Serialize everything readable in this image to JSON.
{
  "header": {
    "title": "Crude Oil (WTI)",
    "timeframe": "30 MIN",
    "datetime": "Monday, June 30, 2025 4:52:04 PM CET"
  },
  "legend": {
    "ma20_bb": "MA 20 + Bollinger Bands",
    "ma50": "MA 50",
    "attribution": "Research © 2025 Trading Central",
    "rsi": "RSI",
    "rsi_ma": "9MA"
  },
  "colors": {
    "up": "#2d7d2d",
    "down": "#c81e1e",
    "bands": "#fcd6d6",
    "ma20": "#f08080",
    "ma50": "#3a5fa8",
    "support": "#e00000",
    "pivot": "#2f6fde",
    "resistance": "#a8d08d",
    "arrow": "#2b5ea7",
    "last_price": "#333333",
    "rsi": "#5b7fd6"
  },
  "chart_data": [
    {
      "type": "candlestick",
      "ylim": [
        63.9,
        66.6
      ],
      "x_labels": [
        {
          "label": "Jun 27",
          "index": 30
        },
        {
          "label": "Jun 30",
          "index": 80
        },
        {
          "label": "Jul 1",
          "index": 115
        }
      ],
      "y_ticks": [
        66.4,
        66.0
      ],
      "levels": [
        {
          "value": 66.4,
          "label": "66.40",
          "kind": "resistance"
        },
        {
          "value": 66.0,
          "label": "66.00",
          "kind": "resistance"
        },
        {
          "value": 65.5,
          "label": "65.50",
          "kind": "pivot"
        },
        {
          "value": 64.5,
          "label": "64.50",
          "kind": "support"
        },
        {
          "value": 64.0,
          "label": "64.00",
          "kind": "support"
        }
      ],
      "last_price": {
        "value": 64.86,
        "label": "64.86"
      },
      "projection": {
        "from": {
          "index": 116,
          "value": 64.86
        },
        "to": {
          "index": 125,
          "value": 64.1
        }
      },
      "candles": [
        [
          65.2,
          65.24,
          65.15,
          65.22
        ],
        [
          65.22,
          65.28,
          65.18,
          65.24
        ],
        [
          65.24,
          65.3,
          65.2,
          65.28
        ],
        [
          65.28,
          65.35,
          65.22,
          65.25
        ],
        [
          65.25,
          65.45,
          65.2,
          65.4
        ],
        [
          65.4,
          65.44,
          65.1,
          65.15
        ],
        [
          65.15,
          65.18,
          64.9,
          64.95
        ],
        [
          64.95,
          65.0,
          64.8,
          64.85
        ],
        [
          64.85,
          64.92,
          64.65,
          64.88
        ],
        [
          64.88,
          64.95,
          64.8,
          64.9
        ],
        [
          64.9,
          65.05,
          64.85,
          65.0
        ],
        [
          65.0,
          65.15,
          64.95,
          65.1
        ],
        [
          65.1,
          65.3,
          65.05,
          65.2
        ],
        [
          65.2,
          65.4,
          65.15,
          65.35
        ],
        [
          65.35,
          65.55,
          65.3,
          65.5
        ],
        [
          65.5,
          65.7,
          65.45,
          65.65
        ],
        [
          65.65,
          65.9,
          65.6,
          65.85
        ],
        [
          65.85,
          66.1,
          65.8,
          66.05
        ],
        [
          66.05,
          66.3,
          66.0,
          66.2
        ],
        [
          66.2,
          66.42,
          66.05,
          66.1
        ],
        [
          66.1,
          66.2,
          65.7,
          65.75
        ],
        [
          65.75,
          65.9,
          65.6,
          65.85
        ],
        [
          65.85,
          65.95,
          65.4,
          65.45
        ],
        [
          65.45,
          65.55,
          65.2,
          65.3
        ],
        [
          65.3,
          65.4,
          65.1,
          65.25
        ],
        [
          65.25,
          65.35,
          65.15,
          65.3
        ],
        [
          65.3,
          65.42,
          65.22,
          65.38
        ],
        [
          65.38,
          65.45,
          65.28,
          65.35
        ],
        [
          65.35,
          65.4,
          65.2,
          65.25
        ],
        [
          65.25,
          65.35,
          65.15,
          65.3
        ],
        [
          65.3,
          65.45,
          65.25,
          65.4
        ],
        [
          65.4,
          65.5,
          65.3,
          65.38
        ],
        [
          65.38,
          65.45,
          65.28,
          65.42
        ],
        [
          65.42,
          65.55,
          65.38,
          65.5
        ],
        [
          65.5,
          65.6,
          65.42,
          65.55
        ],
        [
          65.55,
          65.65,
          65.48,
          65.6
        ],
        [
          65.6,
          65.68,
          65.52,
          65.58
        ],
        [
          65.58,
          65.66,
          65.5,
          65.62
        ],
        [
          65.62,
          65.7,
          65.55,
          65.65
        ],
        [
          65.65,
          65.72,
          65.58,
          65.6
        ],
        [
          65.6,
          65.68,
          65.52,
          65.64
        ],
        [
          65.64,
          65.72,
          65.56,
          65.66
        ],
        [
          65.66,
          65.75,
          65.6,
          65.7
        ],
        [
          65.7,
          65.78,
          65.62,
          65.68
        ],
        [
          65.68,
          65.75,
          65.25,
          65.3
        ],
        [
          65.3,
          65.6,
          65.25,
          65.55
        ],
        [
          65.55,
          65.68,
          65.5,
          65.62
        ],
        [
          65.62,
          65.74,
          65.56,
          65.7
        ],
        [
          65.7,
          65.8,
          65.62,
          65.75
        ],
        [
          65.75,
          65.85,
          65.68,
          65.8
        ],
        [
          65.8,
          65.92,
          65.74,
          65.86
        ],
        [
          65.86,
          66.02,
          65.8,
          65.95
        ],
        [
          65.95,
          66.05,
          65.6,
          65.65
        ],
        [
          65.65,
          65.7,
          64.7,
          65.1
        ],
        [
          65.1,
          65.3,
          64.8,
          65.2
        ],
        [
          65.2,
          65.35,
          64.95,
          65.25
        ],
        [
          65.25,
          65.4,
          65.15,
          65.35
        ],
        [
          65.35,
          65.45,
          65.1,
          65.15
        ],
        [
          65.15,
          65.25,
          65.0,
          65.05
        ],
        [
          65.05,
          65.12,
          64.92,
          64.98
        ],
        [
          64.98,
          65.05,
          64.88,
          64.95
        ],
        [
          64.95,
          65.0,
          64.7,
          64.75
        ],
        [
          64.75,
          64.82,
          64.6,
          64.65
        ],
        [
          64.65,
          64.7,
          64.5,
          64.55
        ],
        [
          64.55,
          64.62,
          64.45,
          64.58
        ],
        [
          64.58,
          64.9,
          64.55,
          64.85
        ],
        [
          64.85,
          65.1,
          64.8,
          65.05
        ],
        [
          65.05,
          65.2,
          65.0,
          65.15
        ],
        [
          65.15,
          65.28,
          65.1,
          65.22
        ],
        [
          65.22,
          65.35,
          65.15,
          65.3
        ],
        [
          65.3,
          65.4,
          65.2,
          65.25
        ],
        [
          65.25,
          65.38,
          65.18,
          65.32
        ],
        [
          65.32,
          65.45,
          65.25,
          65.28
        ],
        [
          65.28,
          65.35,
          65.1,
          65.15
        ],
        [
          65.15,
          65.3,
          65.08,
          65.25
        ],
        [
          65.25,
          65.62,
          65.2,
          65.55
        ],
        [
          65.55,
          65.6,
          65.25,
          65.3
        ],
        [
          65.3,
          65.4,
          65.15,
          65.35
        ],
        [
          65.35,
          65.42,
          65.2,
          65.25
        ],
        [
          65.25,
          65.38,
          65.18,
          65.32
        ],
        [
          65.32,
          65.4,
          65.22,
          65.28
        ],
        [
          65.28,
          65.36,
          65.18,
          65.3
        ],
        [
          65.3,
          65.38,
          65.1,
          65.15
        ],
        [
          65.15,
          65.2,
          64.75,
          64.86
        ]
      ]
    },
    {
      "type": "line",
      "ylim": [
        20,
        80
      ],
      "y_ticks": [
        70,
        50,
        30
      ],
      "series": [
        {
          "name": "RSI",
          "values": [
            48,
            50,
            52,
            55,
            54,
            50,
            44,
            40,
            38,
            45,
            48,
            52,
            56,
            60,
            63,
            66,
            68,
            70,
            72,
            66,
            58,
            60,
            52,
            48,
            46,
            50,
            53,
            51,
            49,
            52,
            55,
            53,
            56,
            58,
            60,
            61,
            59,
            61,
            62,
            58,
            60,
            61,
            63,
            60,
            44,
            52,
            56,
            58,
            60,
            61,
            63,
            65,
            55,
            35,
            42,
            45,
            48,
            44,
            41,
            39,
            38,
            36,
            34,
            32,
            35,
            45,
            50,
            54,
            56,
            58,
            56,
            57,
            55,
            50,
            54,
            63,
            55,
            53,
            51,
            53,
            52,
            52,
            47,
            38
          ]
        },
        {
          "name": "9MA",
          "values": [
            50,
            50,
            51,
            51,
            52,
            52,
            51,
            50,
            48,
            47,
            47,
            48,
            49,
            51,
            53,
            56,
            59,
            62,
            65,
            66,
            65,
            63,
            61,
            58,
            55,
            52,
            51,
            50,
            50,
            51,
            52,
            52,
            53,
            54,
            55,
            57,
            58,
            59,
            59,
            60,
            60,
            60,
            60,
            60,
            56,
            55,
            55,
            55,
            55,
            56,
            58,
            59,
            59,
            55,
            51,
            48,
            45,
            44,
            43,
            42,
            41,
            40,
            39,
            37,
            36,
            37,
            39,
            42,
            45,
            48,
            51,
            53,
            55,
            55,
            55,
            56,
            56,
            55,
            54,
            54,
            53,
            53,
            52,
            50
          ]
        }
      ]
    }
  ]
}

———

#### [Problem requirements]
Go through the records. Copy each line where "index" appears.

#### [Output for this task]
          "index": 30
          "index": 80
          "index": 115
          "index": 116,
          "index": 125,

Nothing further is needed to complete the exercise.